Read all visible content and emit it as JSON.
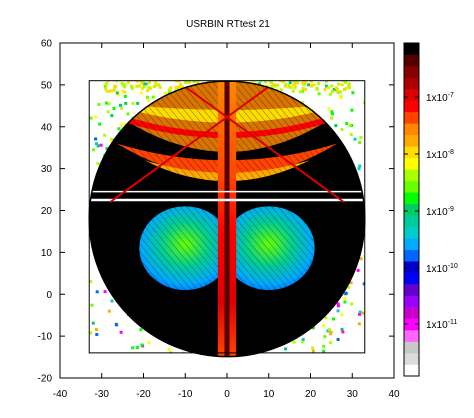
{
  "chart_data": {
    "type": "heatmap",
    "title": "USRBIN RTtest 21",
    "xlabel": "",
    "ylabel": "",
    "xlim": [
      -40,
      40
    ],
    "ylim": [
      -20,
      60
    ],
    "x_ticks": [
      "-40",
      "-30",
      "-20",
      "-10",
      "0",
      "10",
      "20",
      "30",
      "40"
    ],
    "y_ticks": [
      "-20",
      "-10",
      "0",
      "10",
      "20",
      "30",
      "40",
      "50",
      "60"
    ],
    "colorbar": {
      "scale": "log",
      "labels": [
        "1x10-11",
        "1x10-10",
        "1x10-9",
        "1x10-8",
        "1x10-7"
      ],
      "colors": [
        "#ffffff",
        "#dcdcdc",
        "#c8c8c8",
        "#ff66ff",
        "#ff00ff",
        "#cc00cc",
        "#9900ff",
        "#6600cc",
        "#0000ff",
        "#0000cc",
        "#0066ff",
        "#00aaff",
        "#00cccc",
        "#00cc99",
        "#00cc66",
        "#00ff00",
        "#66ff00",
        "#aaff00",
        "#ffff00",
        "#ffdd00",
        "#ffaa00",
        "#ff8800",
        "#ff4400",
        "#ff0000",
        "#dd0000",
        "#aa0000",
        "#880000",
        "#550000",
        "#000000"
      ]
    },
    "geometry": {
      "circle_center": [
        0,
        18
      ],
      "circle_radius": 33,
      "square_x": [
        -33,
        33
      ],
      "square_y": [
        -14,
        51
      ]
    }
  }
}
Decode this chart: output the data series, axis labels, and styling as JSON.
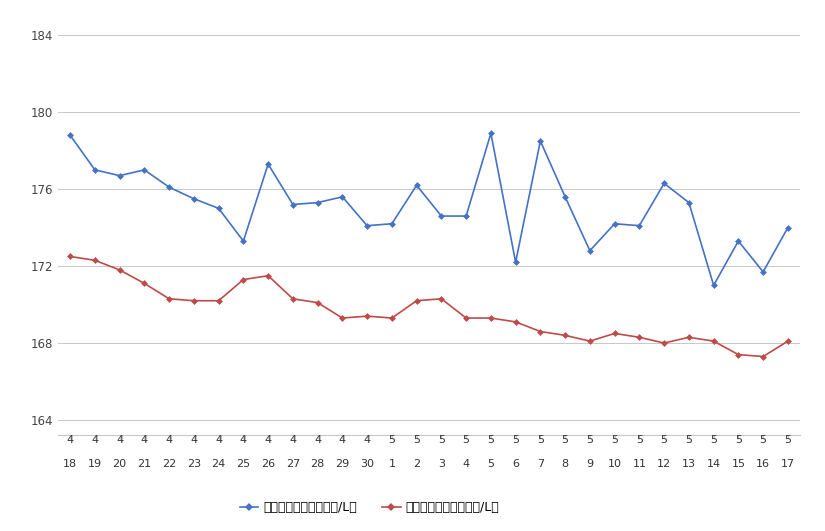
{
  "x_labels_row1": [
    "4",
    "4",
    "4",
    "4",
    "4",
    "4",
    "4",
    "4",
    "4",
    "4",
    "4",
    "4",
    "4",
    "5",
    "5",
    "5",
    "5",
    "5",
    "5",
    "5",
    "5",
    "5",
    "5",
    "5",
    "5",
    "5",
    "5",
    "5",
    "5",
    "5"
  ],
  "x_labels_row2": [
    "18",
    "19",
    "20",
    "21",
    "22",
    "23",
    "24",
    "25",
    "26",
    "27",
    "28",
    "29",
    "30",
    "1",
    "2",
    "3",
    "4",
    "5",
    "6",
    "7",
    "8",
    "9",
    "10",
    "11",
    "12",
    "13",
    "14",
    "15",
    "16",
    "17"
  ],
  "blue_vals": [
    178.8,
    177.0,
    176.7,
    177.0,
    176.1,
    175.5,
    175.0,
    173.3,
    177.3,
    175.2,
    175.3,
    175.6,
    174.1,
    174.2,
    176.2,
    174.6,
    174.6,
    178.9,
    172.2,
    178.5,
    175.6,
    172.8,
    174.2,
    174.1,
    176.3,
    175.3,
    171.0,
    173.3,
    171.7,
    174.0
  ],
  "red_vals": [
    172.5,
    172.3,
    171.8,
    171.1,
    170.3,
    170.2,
    170.2,
    171.3,
    171.5,
    170.3,
    170.1,
    169.3,
    169.4,
    169.3,
    170.2,
    170.3,
    169.3,
    169.3,
    169.1,
    168.6,
    168.4,
    168.1,
    168.5,
    168.3,
    168.0,
    168.3,
    168.1,
    167.4,
    167.3,
    168.1
  ],
  "blue_label": "ハイオク看板価格（円/L）",
  "red_label": "ハイオク実売価格（円/L）",
  "ylim": [
    164,
    185
  ],
  "yticks": [
    164,
    168,
    172,
    176,
    180,
    184
  ],
  "blue_color": "#4472C4",
  "red_color": "#BE4B48",
  "bg_color": "#FFFFFF",
  "grid_color": "#C8C8C8",
  "marker_size": 3.5,
  "linewidth": 1.2
}
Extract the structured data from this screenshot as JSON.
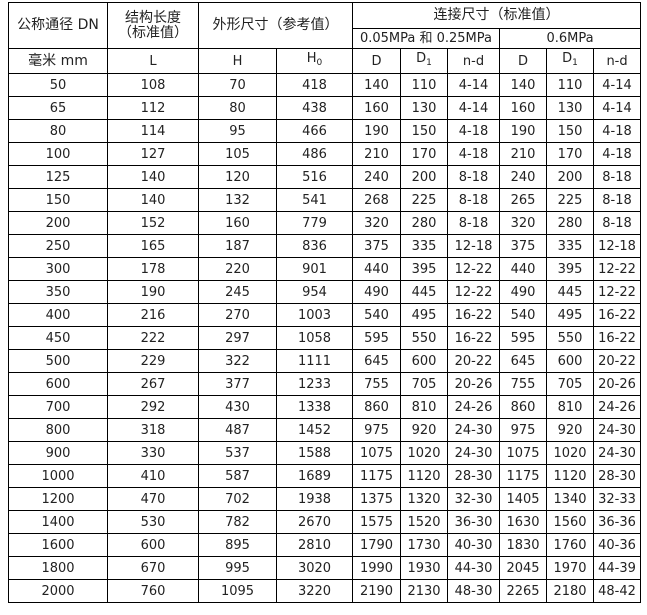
{
  "header": {
    "dn": "公称通径 DN",
    "length_line1": "结构长度",
    "length_line2": "（标准值）",
    "outline": "外形尺寸（参考值）",
    "connection": "连接尺寸（标准值）",
    "pressure_low": "0.05MPa 和 0.25MPa",
    "pressure_high": "0.6MPa",
    "unit": "毫米 mm",
    "L": "L",
    "H": "H",
    "H0": "H",
    "H0_sub": "0",
    "D": "D",
    "D1": "D",
    "D1_sub": "1",
    "nd": "n-d"
  },
  "rows": [
    [
      "50",
      "108",
      "70",
      "418",
      "140",
      "110",
      "4-14",
      "140",
      "110",
      "4-14"
    ],
    [
      "65",
      "112",
      "80",
      "438",
      "160",
      "130",
      "4-14",
      "160",
      "130",
      "4-14"
    ],
    [
      "80",
      "114",
      "95",
      "466",
      "190",
      "150",
      "4-18",
      "190",
      "150",
      "4-18"
    ],
    [
      "100",
      "127",
      "105",
      "486",
      "210",
      "170",
      "4-18",
      "210",
      "170",
      "4-18"
    ],
    [
      "125",
      "140",
      "120",
      "516",
      "240",
      "200",
      "8-18",
      "240",
      "200",
      "8-18"
    ],
    [
      "150",
      "140",
      "132",
      "541",
      "268",
      "225",
      "8-18",
      "265",
      "225",
      "8-18"
    ],
    [
      "200",
      "152",
      "160",
      "779",
      "320",
      "280",
      "8-18",
      "320",
      "280",
      "8-18"
    ],
    [
      "250",
      "165",
      "187",
      "836",
      "375",
      "335",
      "12-18",
      "375",
      "335",
      "12-18"
    ],
    [
      "300",
      "178",
      "220",
      "901",
      "440",
      "395",
      "12-22",
      "440",
      "395",
      "12-22"
    ],
    [
      "350",
      "190",
      "245",
      "954",
      "490",
      "445",
      "12-22",
      "490",
      "445",
      "12-22"
    ],
    [
      "400",
      "216",
      "270",
      "1003",
      "540",
      "495",
      "16-22",
      "540",
      "495",
      "16-22"
    ],
    [
      "450",
      "222",
      "297",
      "1058",
      "595",
      "550",
      "16-22",
      "595",
      "550",
      "16-22"
    ],
    [
      "500",
      "229",
      "322",
      "1111",
      "645",
      "600",
      "20-22",
      "645",
      "600",
      "20-22"
    ],
    [
      "600",
      "267",
      "377",
      "1233",
      "755",
      "705",
      "20-26",
      "755",
      "705",
      "20-26"
    ],
    [
      "700",
      "292",
      "430",
      "1338",
      "860",
      "810",
      "24-26",
      "860",
      "810",
      "24-26"
    ],
    [
      "800",
      "318",
      "487",
      "1452",
      "975",
      "920",
      "24-30",
      "975",
      "920",
      "24-30"
    ],
    [
      "900",
      "330",
      "537",
      "1588",
      "1075",
      "1020",
      "24-30",
      "1075",
      "1020",
      "24-30"
    ],
    [
      "1000",
      "410",
      "587",
      "1689",
      "1175",
      "1120",
      "28-30",
      "1175",
      "1120",
      "28-30"
    ],
    [
      "1200",
      "470",
      "702",
      "1938",
      "1375",
      "1320",
      "32-30",
      "1405",
      "1340",
      "32-33"
    ],
    [
      "1400",
      "530",
      "782",
      "2670",
      "1575",
      "1520",
      "36-30",
      "1630",
      "1560",
      "36-36"
    ],
    [
      "1600",
      "600",
      "895",
      "2810",
      "1790",
      "1730",
      "40-30",
      "1830",
      "1760",
      "40-36"
    ],
    [
      "1800",
      "670",
      "995",
      "3020",
      "1990",
      "1930",
      "44-30",
      "2045",
      "1970",
      "44-39"
    ],
    [
      "2000",
      "760",
      "1095",
      "3220",
      "2190",
      "2130",
      "48-30",
      "2265",
      "2180",
      "48-42"
    ]
  ]
}
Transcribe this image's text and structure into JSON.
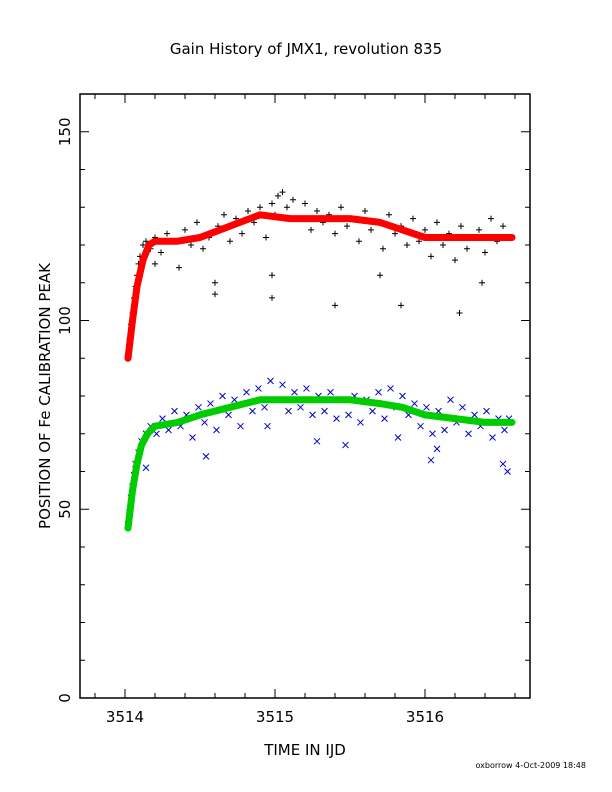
{
  "chart_data": {
    "type": "scatter",
    "title": "Gain History of JMX1, revolution 835",
    "xlabel": "TIME IN IJD",
    "ylabel": "POSITION OF Fe CALIBRATION PEAK",
    "xlim": [
      3513.7,
      3516.7
    ],
    "ylim": [
      0,
      160
    ],
    "x_ticks": [
      3514,
      3515,
      3516
    ],
    "x_tick_labels": [
      "3514",
      "3515",
      "3516"
    ],
    "y_ticks": [
      0,
      50,
      100,
      150
    ],
    "y_tick_labels": [
      "0",
      "50",
      "100",
      "150"
    ],
    "grid": false,
    "legend": "none",
    "series": [
      {
        "marker": "plus",
        "color": "#000000",
        "points": [
          [
            3514.02,
            91
          ],
          [
            3514.03,
            95
          ],
          [
            3514.04,
            99
          ],
          [
            3514.05,
            102
          ],
          [
            3514.06,
            106
          ],
          [
            3514.07,
            109
          ],
          [
            3514.08,
            112
          ],
          [
            3514.09,
            115
          ],
          [
            3514.1,
            117
          ],
          [
            3514.12,
            120
          ],
          [
            3514.14,
            121
          ],
          [
            3514.17,
            119
          ],
          [
            3514.2,
            122
          ],
          [
            3514.24,
            118
          ],
          [
            3514.28,
            123
          ],
          [
            3514.32,
            121
          ],
          [
            3514.36,
            114
          ],
          [
            3514.4,
            124
          ],
          [
            3514.44,
            120
          ],
          [
            3514.48,
            126
          ],
          [
            3514.52,
            119
          ],
          [
            3514.56,
            122
          ],
          [
            3514.6,
            110
          ],
          [
            3514.62,
            125
          ],
          [
            3514.66,
            128
          ],
          [
            3514.7,
            121
          ],
          [
            3514.74,
            127
          ],
          [
            3514.78,
            123
          ],
          [
            3514.82,
            129
          ],
          [
            3514.86,
            126
          ],
          [
            3514.9,
            130
          ],
          [
            3514.94,
            122
          ],
          [
            3514.98,
            131
          ],
          [
            3515.0,
            128
          ],
          [
            3515.02,
            133
          ],
          [
            3515.05,
            134
          ],
          [
            3515.08,
            130
          ],
          [
            3515.12,
            132
          ],
          [
            3515.16,
            127
          ],
          [
            3515.2,
            131
          ],
          [
            3515.24,
            124
          ],
          [
            3515.28,
            129
          ],
          [
            3515.32,
            126
          ],
          [
            3515.36,
            128
          ],
          [
            3515.4,
            123
          ],
          [
            3515.44,
            130
          ],
          [
            3515.48,
            125
          ],
          [
            3515.52,
            127
          ],
          [
            3515.56,
            121
          ],
          [
            3515.6,
            129
          ],
          [
            3515.64,
            124
          ],
          [
            3515.68,
            126
          ],
          [
            3515.72,
            119
          ],
          [
            3515.76,
            128
          ],
          [
            3515.8,
            123
          ],
          [
            3515.84,
            125
          ],
          [
            3515.88,
            120
          ],
          [
            3515.92,
            127
          ],
          [
            3515.96,
            121
          ],
          [
            3516.0,
            124
          ],
          [
            3516.04,
            117
          ],
          [
            3516.08,
            126
          ],
          [
            3516.12,
            120
          ],
          [
            3516.16,
            123
          ],
          [
            3516.2,
            116
          ],
          [
            3516.24,
            125
          ],
          [
            3516.28,
            119
          ],
          [
            3516.32,
            122
          ],
          [
            3516.36,
            124
          ],
          [
            3516.4,
            118
          ],
          [
            3516.44,
            127
          ],
          [
            3516.48,
            121
          ],
          [
            3516.52,
            125
          ],
          [
            3516.56,
            122
          ],
          [
            3514.6,
            107
          ],
          [
            3514.98,
            112
          ],
          [
            3514.98,
            106
          ],
          [
            3515.4,
            104
          ],
          [
            3515.84,
            104
          ],
          [
            3516.23,
            102
          ],
          [
            3516.38,
            110
          ],
          [
            3515.7,
            112
          ],
          [
            3514.2,
            115
          ]
        ]
      },
      {
        "marker": "cross",
        "color": "#0000cc",
        "points": [
          [
            3514.02,
            46
          ],
          [
            3514.03,
            49
          ],
          [
            3514.04,
            53
          ],
          [
            3514.05,
            56
          ],
          [
            3514.06,
            59
          ],
          [
            3514.07,
            62
          ],
          [
            3514.09,
            65
          ],
          [
            3514.11,
            68
          ],
          [
            3514.14,
            70
          ],
          [
            3514.17,
            72
          ],
          [
            3514.21,
            70
          ],
          [
            3514.25,
            74
          ],
          [
            3514.29,
            71
          ],
          [
            3514.33,
            76
          ],
          [
            3514.37,
            72
          ],
          [
            3514.41,
            75
          ],
          [
            3514.45,
            69
          ],
          [
            3514.49,
            77
          ],
          [
            3514.53,
            73
          ],
          [
            3514.57,
            78
          ],
          [
            3514.61,
            71
          ],
          [
            3514.65,
            80
          ],
          [
            3514.69,
            75
          ],
          [
            3514.73,
            79
          ],
          [
            3514.77,
            72
          ],
          [
            3514.81,
            81
          ],
          [
            3514.85,
            76
          ],
          [
            3514.89,
            82
          ],
          [
            3514.93,
            77
          ],
          [
            3514.97,
            84
          ],
          [
            3515.01,
            79
          ],
          [
            3515.05,
            83
          ],
          [
            3515.09,
            76
          ],
          [
            3515.13,
            81
          ],
          [
            3515.17,
            77
          ],
          [
            3515.21,
            82
          ],
          [
            3515.25,
            75
          ],
          [
            3515.29,
            80
          ],
          [
            3515.33,
            76
          ],
          [
            3515.37,
            81
          ],
          [
            3515.41,
            74
          ],
          [
            3515.45,
            79
          ],
          [
            3515.49,
            75
          ],
          [
            3515.53,
            80
          ],
          [
            3515.57,
            73
          ],
          [
            3515.61,
            79
          ],
          [
            3515.65,
            76
          ],
          [
            3515.69,
            81
          ],
          [
            3515.73,
            74
          ],
          [
            3515.77,
            82
          ],
          [
            3515.81,
            77
          ],
          [
            3515.85,
            80
          ],
          [
            3515.89,
            75
          ],
          [
            3515.93,
            78
          ],
          [
            3515.97,
            72
          ],
          [
            3516.01,
            77
          ],
          [
            3516.05,
            70
          ],
          [
            3516.09,
            76
          ],
          [
            3516.13,
            71
          ],
          [
            3516.17,
            79
          ],
          [
            3516.21,
            73
          ],
          [
            3516.25,
            77
          ],
          [
            3516.29,
            70
          ],
          [
            3516.33,
            75
          ],
          [
            3516.37,
            72
          ],
          [
            3516.41,
            76
          ],
          [
            3516.45,
            69
          ],
          [
            3516.49,
            74
          ],
          [
            3516.53,
            71
          ],
          [
            3516.56,
            74
          ],
          [
            3514.14,
            61
          ],
          [
            3514.54,
            64
          ],
          [
            3514.95,
            72
          ],
          [
            3515.28,
            68
          ],
          [
            3515.47,
            67
          ],
          [
            3516.04,
            63
          ],
          [
            3516.08,
            66
          ],
          [
            3516.52,
            62
          ],
          [
            3516.55,
            60
          ],
          [
            3515.82,
            69
          ]
        ]
      }
    ],
    "fits": [
      {
        "color": "#ff0000",
        "points": [
          [
            3514.02,
            90
          ],
          [
            3514.05,
            100
          ],
          [
            3514.08,
            109
          ],
          [
            3514.12,
            116
          ],
          [
            3514.16,
            120
          ],
          [
            3514.2,
            121
          ],
          [
            3514.35,
            121
          ],
          [
            3514.5,
            122
          ],
          [
            3514.7,
            125
          ],
          [
            3514.9,
            128
          ],
          [
            3515.1,
            127
          ],
          [
            3515.3,
            127
          ],
          [
            3515.5,
            127
          ],
          [
            3515.7,
            126
          ],
          [
            3515.85,
            124
          ],
          [
            3516.0,
            122
          ],
          [
            3516.2,
            122
          ],
          [
            3516.4,
            122
          ],
          [
            3516.58,
            122
          ]
        ]
      },
      {
        "color": "#00cc00",
        "points": [
          [
            3514.02,
            45
          ],
          [
            3514.05,
            55
          ],
          [
            3514.08,
            62
          ],
          [
            3514.11,
            67
          ],
          [
            3514.15,
            70
          ],
          [
            3514.2,
            72
          ],
          [
            3514.35,
            73
          ],
          [
            3514.5,
            75
          ],
          [
            3514.7,
            77
          ],
          [
            3514.9,
            79
          ],
          [
            3515.1,
            79
          ],
          [
            3515.3,
            79
          ],
          [
            3515.5,
            79
          ],
          [
            3515.7,
            78
          ],
          [
            3515.85,
            77
          ],
          [
            3516.0,
            75
          ],
          [
            3516.2,
            74
          ],
          [
            3516.4,
            73
          ],
          [
            3516.58,
            73
          ]
        ]
      }
    ]
  },
  "footer": {
    "stamp": "oxborrow   4-Oct-2009 18:48"
  }
}
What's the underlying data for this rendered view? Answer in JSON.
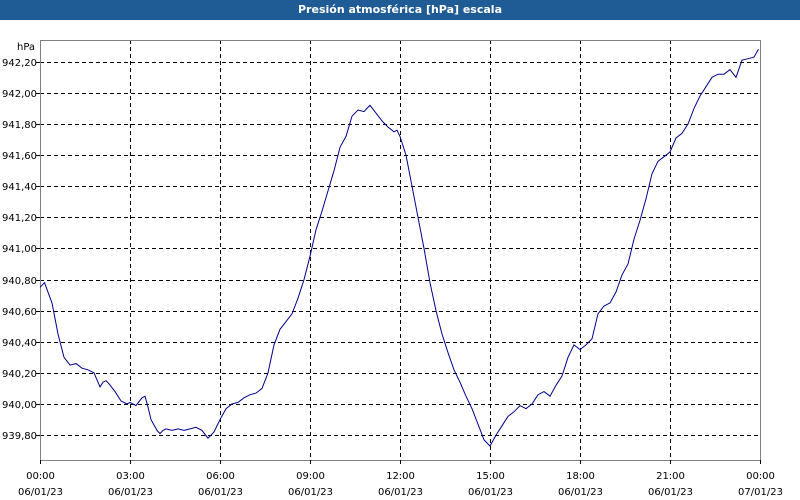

+ + + +

*YOUR TASK*.
Whenever "title" turns up in a line, pick that line out.

*RESPONSE TO THIS TASK*.
    "title": "USRBIN RTtest 21",
    "title": "Gain History of JMX1, revolution 835",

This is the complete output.